───── Material for this exercise
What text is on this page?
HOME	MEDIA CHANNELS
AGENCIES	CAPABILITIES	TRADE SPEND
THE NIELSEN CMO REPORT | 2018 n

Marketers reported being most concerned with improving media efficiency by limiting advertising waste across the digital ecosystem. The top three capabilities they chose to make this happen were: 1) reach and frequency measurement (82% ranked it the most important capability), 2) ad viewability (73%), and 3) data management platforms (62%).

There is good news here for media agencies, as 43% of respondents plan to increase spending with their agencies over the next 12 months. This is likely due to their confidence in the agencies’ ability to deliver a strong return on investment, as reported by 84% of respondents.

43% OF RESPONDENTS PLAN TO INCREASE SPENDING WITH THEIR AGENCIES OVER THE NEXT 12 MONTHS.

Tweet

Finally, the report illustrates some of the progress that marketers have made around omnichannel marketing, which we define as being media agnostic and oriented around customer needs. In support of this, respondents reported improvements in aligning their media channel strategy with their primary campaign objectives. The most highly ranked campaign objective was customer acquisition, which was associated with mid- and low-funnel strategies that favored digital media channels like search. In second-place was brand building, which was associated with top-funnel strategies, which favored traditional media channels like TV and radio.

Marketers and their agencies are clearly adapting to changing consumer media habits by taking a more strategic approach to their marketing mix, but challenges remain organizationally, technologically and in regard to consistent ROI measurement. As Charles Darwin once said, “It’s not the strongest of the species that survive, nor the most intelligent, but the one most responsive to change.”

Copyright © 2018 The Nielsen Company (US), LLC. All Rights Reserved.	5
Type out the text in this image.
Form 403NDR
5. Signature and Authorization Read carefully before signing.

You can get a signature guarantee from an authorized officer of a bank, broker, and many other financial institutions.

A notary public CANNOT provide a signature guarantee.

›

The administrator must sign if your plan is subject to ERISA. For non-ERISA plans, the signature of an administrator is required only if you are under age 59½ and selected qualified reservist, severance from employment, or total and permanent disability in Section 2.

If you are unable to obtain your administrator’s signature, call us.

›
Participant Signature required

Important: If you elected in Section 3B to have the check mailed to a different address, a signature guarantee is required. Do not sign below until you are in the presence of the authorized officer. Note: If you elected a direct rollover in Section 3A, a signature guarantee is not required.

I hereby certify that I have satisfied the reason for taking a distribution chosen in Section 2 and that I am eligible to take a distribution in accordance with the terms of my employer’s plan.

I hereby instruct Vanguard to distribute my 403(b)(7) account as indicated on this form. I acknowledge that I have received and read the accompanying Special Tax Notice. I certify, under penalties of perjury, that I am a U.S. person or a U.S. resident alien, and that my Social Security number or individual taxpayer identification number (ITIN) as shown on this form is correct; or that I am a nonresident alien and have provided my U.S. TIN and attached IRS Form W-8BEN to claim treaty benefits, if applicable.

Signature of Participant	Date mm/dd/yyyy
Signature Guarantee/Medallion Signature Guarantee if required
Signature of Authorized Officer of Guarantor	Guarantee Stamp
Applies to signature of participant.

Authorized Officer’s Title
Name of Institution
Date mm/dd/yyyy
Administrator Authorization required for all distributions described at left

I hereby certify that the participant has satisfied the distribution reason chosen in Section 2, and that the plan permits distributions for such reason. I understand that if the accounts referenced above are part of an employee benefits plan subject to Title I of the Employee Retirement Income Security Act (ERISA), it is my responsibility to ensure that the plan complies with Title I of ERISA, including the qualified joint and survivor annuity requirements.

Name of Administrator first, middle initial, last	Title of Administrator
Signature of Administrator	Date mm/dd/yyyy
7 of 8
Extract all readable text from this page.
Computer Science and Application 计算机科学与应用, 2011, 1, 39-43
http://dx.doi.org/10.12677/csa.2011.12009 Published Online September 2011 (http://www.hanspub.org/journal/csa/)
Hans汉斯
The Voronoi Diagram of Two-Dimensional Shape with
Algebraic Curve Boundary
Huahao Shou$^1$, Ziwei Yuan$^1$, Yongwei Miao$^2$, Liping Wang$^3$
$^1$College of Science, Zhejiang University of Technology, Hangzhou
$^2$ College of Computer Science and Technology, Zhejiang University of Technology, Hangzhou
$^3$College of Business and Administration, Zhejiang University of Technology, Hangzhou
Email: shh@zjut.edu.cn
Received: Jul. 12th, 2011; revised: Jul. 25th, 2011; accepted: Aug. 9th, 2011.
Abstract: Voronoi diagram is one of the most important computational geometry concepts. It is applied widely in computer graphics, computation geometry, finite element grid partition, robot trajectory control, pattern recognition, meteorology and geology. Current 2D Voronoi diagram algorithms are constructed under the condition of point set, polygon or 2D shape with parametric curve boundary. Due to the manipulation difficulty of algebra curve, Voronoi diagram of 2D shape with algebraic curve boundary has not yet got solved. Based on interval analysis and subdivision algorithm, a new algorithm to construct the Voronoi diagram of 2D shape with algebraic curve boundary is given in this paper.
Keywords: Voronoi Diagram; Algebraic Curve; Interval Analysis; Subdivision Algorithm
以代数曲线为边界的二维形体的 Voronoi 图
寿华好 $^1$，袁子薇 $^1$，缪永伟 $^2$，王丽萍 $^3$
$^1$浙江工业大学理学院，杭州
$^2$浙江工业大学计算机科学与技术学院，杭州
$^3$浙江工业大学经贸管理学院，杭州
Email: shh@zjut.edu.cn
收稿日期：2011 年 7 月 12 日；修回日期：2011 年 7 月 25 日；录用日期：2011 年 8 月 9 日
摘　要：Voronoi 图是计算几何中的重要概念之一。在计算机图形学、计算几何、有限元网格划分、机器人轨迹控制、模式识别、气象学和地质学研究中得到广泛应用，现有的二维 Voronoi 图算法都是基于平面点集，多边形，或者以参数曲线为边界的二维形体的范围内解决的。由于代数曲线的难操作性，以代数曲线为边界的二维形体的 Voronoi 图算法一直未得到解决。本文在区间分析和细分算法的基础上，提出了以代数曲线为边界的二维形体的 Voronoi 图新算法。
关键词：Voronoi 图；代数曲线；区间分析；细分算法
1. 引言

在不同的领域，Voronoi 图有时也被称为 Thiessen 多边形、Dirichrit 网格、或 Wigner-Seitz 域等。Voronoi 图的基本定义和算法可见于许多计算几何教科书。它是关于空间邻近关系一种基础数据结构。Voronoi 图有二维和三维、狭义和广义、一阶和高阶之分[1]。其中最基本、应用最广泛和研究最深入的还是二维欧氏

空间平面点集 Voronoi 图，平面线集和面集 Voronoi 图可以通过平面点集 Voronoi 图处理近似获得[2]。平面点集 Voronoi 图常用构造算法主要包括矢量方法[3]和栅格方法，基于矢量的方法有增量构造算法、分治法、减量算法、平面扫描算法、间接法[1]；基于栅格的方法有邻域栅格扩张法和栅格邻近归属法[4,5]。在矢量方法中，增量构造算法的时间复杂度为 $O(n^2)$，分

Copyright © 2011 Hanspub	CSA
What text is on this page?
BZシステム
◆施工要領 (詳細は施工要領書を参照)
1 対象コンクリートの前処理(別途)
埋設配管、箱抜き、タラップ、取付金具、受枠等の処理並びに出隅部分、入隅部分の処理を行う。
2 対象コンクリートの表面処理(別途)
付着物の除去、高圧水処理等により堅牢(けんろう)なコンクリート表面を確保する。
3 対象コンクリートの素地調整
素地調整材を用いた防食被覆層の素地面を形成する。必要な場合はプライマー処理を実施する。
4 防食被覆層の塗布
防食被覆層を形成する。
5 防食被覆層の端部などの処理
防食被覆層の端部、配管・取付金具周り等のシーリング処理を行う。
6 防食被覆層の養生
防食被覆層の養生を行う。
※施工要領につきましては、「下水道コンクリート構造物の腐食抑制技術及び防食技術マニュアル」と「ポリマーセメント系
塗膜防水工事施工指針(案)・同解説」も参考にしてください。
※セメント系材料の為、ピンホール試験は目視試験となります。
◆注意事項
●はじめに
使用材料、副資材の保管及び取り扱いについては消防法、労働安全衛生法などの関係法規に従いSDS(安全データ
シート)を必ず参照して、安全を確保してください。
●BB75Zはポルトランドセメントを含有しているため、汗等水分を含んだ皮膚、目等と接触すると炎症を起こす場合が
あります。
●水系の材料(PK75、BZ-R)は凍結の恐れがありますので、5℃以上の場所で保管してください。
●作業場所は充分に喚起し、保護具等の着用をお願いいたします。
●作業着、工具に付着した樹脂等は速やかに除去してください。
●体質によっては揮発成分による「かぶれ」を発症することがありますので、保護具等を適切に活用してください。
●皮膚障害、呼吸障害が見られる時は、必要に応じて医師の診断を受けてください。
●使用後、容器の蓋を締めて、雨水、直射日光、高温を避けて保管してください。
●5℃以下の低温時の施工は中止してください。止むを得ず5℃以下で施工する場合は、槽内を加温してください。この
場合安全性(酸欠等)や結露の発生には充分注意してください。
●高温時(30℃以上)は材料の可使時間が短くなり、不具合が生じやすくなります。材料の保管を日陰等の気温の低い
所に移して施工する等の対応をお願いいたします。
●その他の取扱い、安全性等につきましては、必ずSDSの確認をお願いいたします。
──────────
Goal -> Review the preceding data and report every line that includes the string "text".

Result of the task ->
What text is on this page?
Type out the text in this image.
Extract all readable text from this page.
What text is on this page?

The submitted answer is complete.